| Trecho da fonte |
Nove trabalhadores foram resgatados em condições de escravidão – Foto: Divulgação / MPT-MS

Glaucea Vaccari , Valesca Consolaro – 22/07/2022 13:00

Dez trabalhadores que eram mantidos em condições análogas à de trabalho escravo foram resgatados de três fazendas localizadas na região do Pantanal, em Corumbá e Porto Murtinho.

Uma das vítimas é um idoso, de nacionalidade paraguaia, de 63 anos, que foi mantido por 20 anos em condições de escravidão, em extrema vulnerabilidade. 

A libertação dos trabalhadores ocorreu durante operação conjunta do Ministério Público do Trabalho (MPT), Defensoria Pública da União (DPU) e Ministério do Trabalho e Previdência,entre os dias 11 e 22 de julho. 

Os dados foram repassados nesta sexta-feira (22), em coletiva de imprensa.

Conforme o MPT/MS, no caso do idoso estrangeiro, ele era o único trabalhador mantido em alojamento precário na Fazenda Matão, onde dividia o espaço com animais e com agrotóxicos.

Ele afirma que nasceu em 1959, mas não tinha nenhuma documentação pessoal.

Em depoimento, o idoso informou que estava nas condições há mais de 20 anos, já tendo trabalhado anteriormente em outra fazenda, do mesmo proprietário.

| Enunciado A |
Nos registros abaixo, formate como uma lista JSON de strings o trecho que vai da linha que contém "axes: 0 10 000" até a linha que contém "y-tick-label: 40 000 (23, 339, 75, 358)", ambas incluídas. Use uma string para cada linha e omita as linhas em branco.

| Registros de dados |
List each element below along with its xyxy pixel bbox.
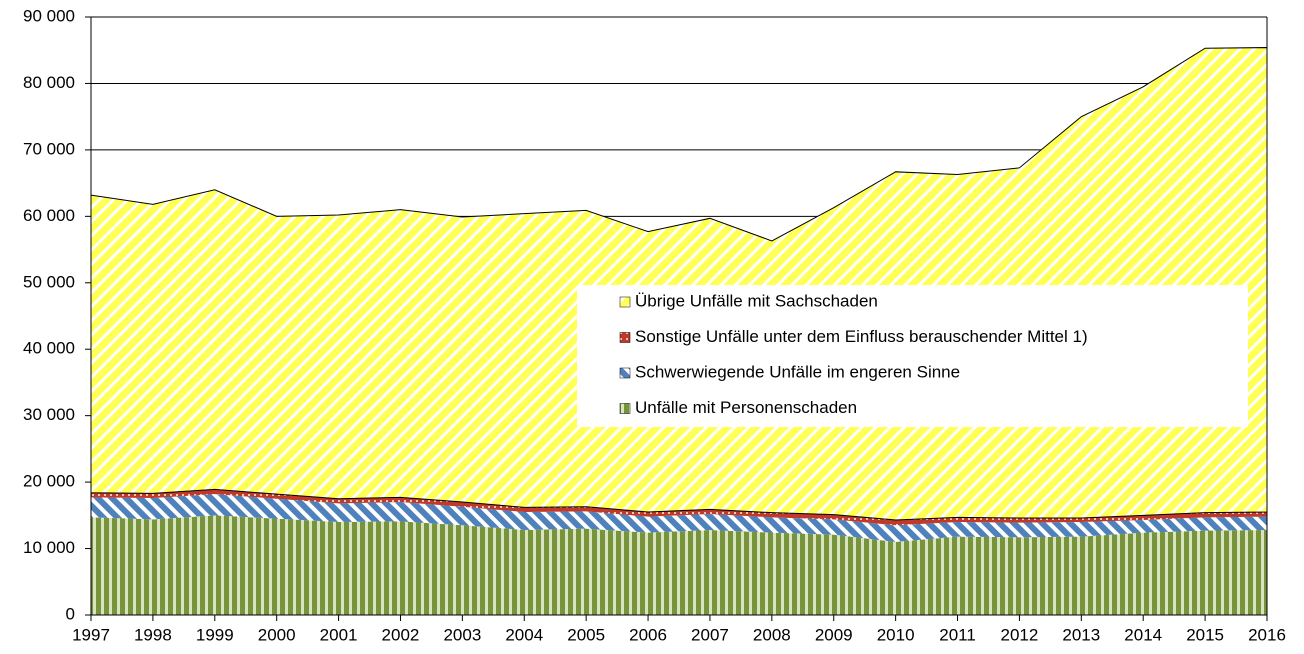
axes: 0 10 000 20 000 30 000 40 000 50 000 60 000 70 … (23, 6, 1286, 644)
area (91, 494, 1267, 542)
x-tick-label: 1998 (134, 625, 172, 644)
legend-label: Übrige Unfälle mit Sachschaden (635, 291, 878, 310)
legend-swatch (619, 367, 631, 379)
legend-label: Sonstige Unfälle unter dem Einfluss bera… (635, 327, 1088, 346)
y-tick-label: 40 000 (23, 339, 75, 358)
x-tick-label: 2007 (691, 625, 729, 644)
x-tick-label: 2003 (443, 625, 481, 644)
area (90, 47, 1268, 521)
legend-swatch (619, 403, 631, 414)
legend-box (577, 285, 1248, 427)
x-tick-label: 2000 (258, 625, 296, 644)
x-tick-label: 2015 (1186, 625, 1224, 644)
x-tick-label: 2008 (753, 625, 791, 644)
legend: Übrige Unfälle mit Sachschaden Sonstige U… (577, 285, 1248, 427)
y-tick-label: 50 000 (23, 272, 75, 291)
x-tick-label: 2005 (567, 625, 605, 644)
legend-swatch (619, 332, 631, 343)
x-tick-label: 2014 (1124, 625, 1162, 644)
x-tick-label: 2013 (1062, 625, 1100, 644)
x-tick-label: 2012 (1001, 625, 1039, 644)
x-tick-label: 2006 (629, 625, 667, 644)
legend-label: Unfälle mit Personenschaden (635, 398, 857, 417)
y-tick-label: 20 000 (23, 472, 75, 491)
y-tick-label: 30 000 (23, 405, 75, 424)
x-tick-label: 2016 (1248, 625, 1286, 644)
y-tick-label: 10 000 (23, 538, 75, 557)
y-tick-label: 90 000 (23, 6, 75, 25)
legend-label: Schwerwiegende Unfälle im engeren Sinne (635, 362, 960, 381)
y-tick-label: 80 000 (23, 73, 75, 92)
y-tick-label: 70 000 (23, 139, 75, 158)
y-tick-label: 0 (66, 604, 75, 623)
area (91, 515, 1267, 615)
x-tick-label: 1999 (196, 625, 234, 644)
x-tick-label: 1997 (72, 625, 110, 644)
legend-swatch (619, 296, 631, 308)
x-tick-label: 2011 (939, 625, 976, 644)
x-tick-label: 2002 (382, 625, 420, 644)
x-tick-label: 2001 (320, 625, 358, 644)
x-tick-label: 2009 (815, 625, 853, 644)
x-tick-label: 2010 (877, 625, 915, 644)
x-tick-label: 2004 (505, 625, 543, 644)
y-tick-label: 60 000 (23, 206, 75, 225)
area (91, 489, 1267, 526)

| Enunciado B |
Por favor, copie sem nenhuma alteração o trecho da notícia sobre o resgate de trabalhadores que vai de "Glaucea Vaccari , Valesca" até "em extrema vulnerabilidade.".

| Resposta A |
[
  "axes: 0 10 000 20 000 30 000 40 000 50 000 60 000 70 … (23, 6, 1286, 644)",
  "area (91, 494, 1267, 542)",
  "x-tick-label: 1998 (134, 625, 172, 644)",
  "legend-label: Übrige Unfälle mit Sachschaden (635, 291, 878, 310)",
  "legend-swatch (619, 367, 631, 379)",
  "legend-label: Sonstige Unfälle unter dem Einfluss bera… (635, 327, 1088, 346)",
  "y-tick-label: 40 000 (23, 339, 75, 358)"
]

| Resposta B |
Glaucea Vaccari , Valesca Consolaro – 22/07/2022 13:00

Dez trabalhadores que eram mantidos em condições análogas à de trabalho escravo foram resgatados de três fazendas localizadas na região do Pantanal, em Corumbá e Porto Murtinho.

Uma das vítimas é um idoso, de nacionalidade paraguaia, de 63 anos, que foi mantido por 20 anos em condições de escravidão, em extrema vulnerabilidade.